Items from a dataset
::::
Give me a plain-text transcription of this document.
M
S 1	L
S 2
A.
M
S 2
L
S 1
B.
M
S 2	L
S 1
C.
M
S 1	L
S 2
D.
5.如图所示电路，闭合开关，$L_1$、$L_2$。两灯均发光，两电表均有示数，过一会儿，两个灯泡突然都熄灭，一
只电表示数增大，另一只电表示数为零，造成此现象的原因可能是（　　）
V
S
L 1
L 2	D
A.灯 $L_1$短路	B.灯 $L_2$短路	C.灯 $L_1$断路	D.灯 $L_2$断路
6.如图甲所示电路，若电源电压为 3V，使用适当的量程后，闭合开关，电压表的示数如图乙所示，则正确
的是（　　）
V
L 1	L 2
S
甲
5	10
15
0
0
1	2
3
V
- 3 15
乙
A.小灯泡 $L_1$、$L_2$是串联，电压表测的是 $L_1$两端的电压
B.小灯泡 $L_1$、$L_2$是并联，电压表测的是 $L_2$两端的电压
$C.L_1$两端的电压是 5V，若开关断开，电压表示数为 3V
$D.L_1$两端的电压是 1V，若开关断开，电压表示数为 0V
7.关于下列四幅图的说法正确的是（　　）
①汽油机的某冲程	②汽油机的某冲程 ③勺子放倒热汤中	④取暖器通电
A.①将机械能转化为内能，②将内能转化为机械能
::::
### Written request:
Output the listing above without altering a single character.

### Exercise result:
Give me a plain-text transcription of this document.
M
S 1	L
S 2
A.
M
S 2
L
S 1
B.
M
S 2	L
S 1
C.
M
S 1	L
S 2
D.
5.如图所示电路，闭合开关，$L_1$、$L_2$。两灯均发光，两电表均有示数，过一会儿，两个灯泡突然都熄灭，一
只电表示数增大，另一只电表示数为零，造成此现象的原因可能是（　　）
V
S
L 1
L 2	D
A.灯 $L_1$短路	B.灯 $L_2$短路	C.灯 $L_1$断路	D.灯 $L_2$断路
6.如图甲所示电路，若电源电压为 3V，使用适当的量程后，闭合开关，电压表的示数如图乙所示，则正确
的是（　　）
V
L 1	L 2
S
甲
5	10
15
0
0
1	2
3
V
- 3 15
乙
A.小灯泡 $L_1$、$L_2$是串联，电压表测的是 $L_1$两端的电压
B.小灯泡 $L_1$、$L_2$是并联，电压表测的是 $L_2$两端的电压
$C.L_1$两端的电压是 5V，若开关断开，电压表示数为 3V
$D.L_1$两端的电压是 1V，若开关断开，电压表示数为 0V
7.关于下列四幅图的说法正确的是（　　）
①汽油机的某冲程	②汽油机的某冲程 ③勺子放倒热汤中	④取暖器通电
A.①将机械能转化为内能，②将内能转化为机械能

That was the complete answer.